→ **Data shown**
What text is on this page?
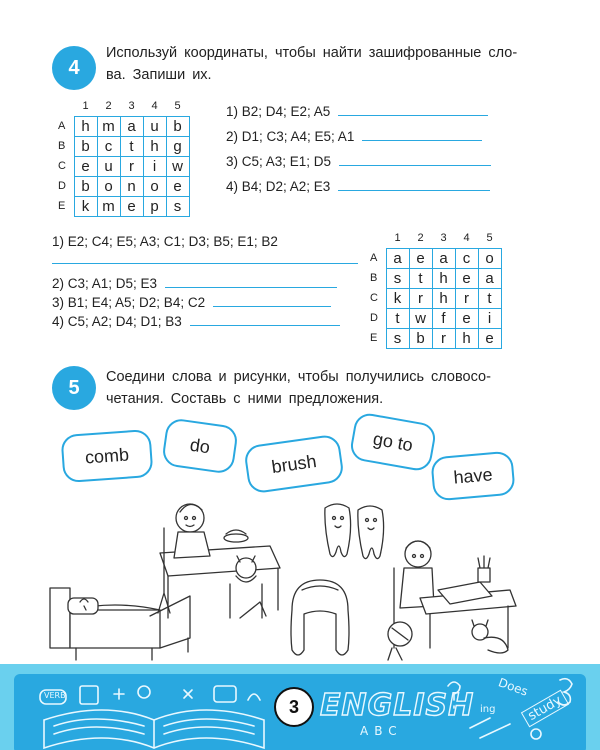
4
Используй координаты, чтобы найти зашифрованные сло-
ва. Запиши их.
	1	2	3	4	5
A	h	m	a	u	b
B	b	c	t	h	g
C	e	u	r	i	w
D	b	o	n	o	e
E	k	m	e	p	s
1) B2; D4; E2; A5
2) D1; C3; A4; E5; A1
3) C5; A3; E1; D5
4) B4; D2; A2; E3
1) E2; C4; E5; A3; C1; D3; B5; E1; B2
2) C3; A1; D5; E3
3) B1; E4; A5; D2; B4; C2
4) C5; A2; D4; D1; B3
	1	2	3	4	5
A	a	e	a	c	o
B	s	t	h	e	a
C	k	r	h	r	t
D	t	w	f	e	i
E	s	b	r	h	e
5	Соедини слова и рисунки, чтобы получились словосо-
четания. Составь с ними предложения.
comb	do
brush
go to
have
VERB	ENGLISH
ABC
Does
ing	study
3
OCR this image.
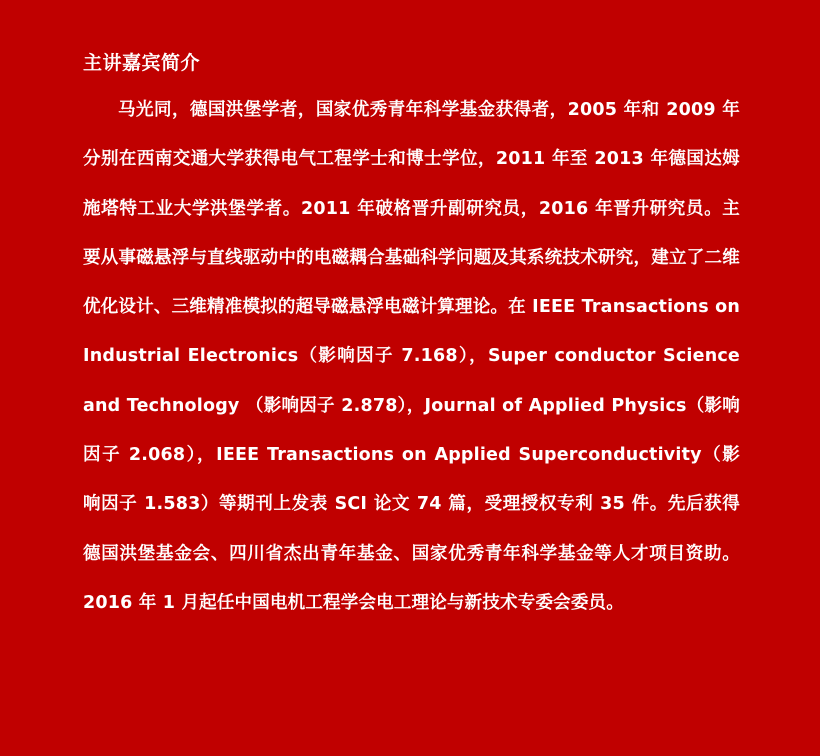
主讲嘉宾简介

马光同，德国洪堡学者，国家优秀青年科学基金获得者，2005 年和 2009 年分别在西南交通大学获得电气工程学士和博士学位，2011 年至 2013 年德国达姆施塔特工业大学洪堡学者。2011 年破格晋升副研究员，2016 年晋升研究员。主要从事磁悬浮与直线驱动中的电磁耦合基础科学问题及其系统技术研究，建立了二维优化设计、三维精准模拟的超导磁悬浮电磁计算理论。在 IEEE Transactions on Industrial Electronics（影响因子 7.168），Super conductor Science and Technology （影响因子 2.878），Journal of Applied Physics（影响因子 2.068），IEEE Transactions on Applied Superconductivity（影响因子 1.583）等期刊上发表 SCI 论文 74 篇，受理授权专利 35 件。先后获得德国洪堡基金会、四川省杰出青年基金、国家优秀青年科学基金等人才项目资助。2016 年 1 月起任中国电机工程学会电工理论与新技术专委会委员。
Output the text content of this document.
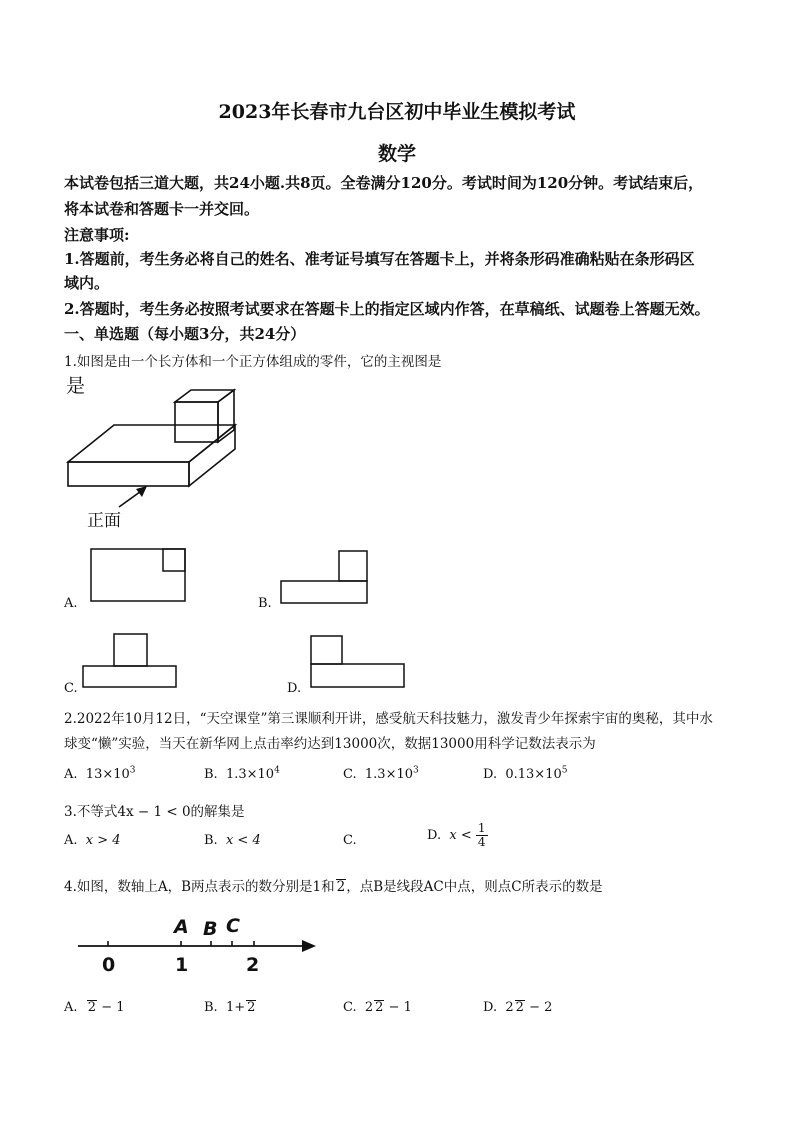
2023年长春市九台区初中毕业生模拟考试
数学
本试卷包括三道大题，共24小题.共8页。全卷满分120分。考试时间为120分钟。考试结束后，
将本试卷和答题卡一并交回。
注意事项:
1.答题前，考生务必将自己的姓名、准考证号填写在答题卡上，并将条形码准确粘贴在条形码区
域内。
2.答题时，考生务必按照考试要求在答题卡上的指定区域内作答，在草稿纸、试题卷上答题无效。
一、单选题（每小题3分，共24分）
1.如图是由一个长方体和一个正方体组成的零件，它的主视图是
是
正面
A.	B.
C.	D.
2.2022年10月12日，“天空课堂”第三课顺利开讲，感受航天科技魅力，激发青少年探索宇宙的奥秘，其中水
球变“懒”实验，当天在新华网上点击率约达到13000次，数据13000用科学记数法表示为
A. $13\times 10^3$	B. $1.3\times 10^4$	C. $1.3\times 10^3$	D. $0.13\times 10^5$
3.不等式4x − 1 < 0的解集是
A. x > 4	B. x < 4	C.	D. $x < \frac{1}{4}$
4.如图，数轴上A，B两点表示的数分别是1和 2，点B是线段AC中点，则点C所表示的数是
A B C
0	1	2
A. 2 − 1	B. 1+ 2	C. 2 2 − 1	D. 2 2 − 2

→ **Written problem**
All of the lines above should be printed exactly, minus the pictures.

→ **Answer for this exercise**
What text is on this page?
4
Используй координаты, чтобы найти зашифрованные сло-
ва. Запиши их.
	1	2	3	4	5
A	h	m	a	u	b
B	b	c	t	h	g
C	e	u	r	i	w
D	b	o	n	o	e
E	k	m	e	p	s
1) B2; D4; E2; A5
2) D1; C3; A4; E5; A1
3) C5; A3; E1; D5
4) B4; D2; A2; E3
1) E2; C4; E5; A3; C1; D3; B5; E1; B2
2) C3; A1; D5; E3
3) B1; E4; A5; D2; B4; C2
4) C5; A2; D4; D1; B3
	1	2	3	4	5
A	a	e	a	c	o
B	s	t	h	e	a
C	k	r	h	r	t
D	t	w	f	e	i
E	s	b	r	h	e
5	Соедини слова и рисунки, чтобы получились словосо-
четания. Составь с ними предложения.
comb	do
brush
go to
have
VERB	ENGLISH
ABC
Does
ing	study
3
OCR this image.
主讲嘉宾简介

马光同，德国洪堡学者，国家优秀青年科学基金获得者，2005 年和 2009 年分别在西南交通大学获得电气工程学士和博士学位，2011 年至 2013 年德国达姆施塔特工业大学洪堡学者。2011 年破格晋升副研究员，2016 年晋升研究员。主要从事磁悬浮与直线驱动中的电磁耦合基础科学问题及其系统技术研究，建立了二维优化设计、三维精准模拟的超导磁悬浮电磁计算理论。在 IEEE Transactions on Industrial Electronics（影响因子 7.168），Super conductor Science and Technology （影响因子 2.878），Journal of Applied Physics（影响因子 2.068），IEEE Transactions on Applied Superconductivity（影响因子 1.583）等期刊上发表 SCI 论文 74 篇，受理授权专利 35 件。先后获得德国洪堡基金会、四川省杰出青年基金、国家优秀青年科学基金等人才项目资助。2016 年 1 月起任中国电机工程学会电工理论与新技术专委会委员。
Output the text content of this document.
2023年长春市九台区初中毕业生模拟考试
数学
本试卷包括三道大题，共24小题.共8页。全卷满分120分。考试时间为120分钟。考试结束后，
将本试卷和答题卡一并交回。
注意事项:
1.答题前，考生务必将自己的姓名、准考证号填写在答题卡上，并将条形码准确粘贴在条形码区
域内。
2.答题时，考生务必按照考试要求在答题卡上的指定区域内作答，在草稿纸、试题卷上答题无效。
一、单选题（每小题3分，共24分）
1.如图是由一个长方体和一个正方体组成的零件，它的主视图是
是
正面
A.	B.
C.	D.
2.2022年10月12日，“天空课堂”第三课顺利开讲，感受航天科技魅力，激发青少年探索宇宙的奥秘，其中水
球变“懒”实验，当天在新华网上点击率约达到13000次，数据13000用科学记数法表示为
A. $13\times 10^3$	B. $1.3\times 10^4$	C. $1.3\times 10^3$	D. $0.13\times 10^5$
3.不等式4x − 1 < 0的解集是
A. x > 4	B. x < 4	C.	D. $x < \frac{1}{4}$
4.如图，数轴上A，B两点表示的数分别是1和 2，点B是线段AC中点，则点C所表示的数是
A B C
0	1	2
A. 2 − 1	B. 1+ 2	C. 2 2 − 1	D. 2 2 − 2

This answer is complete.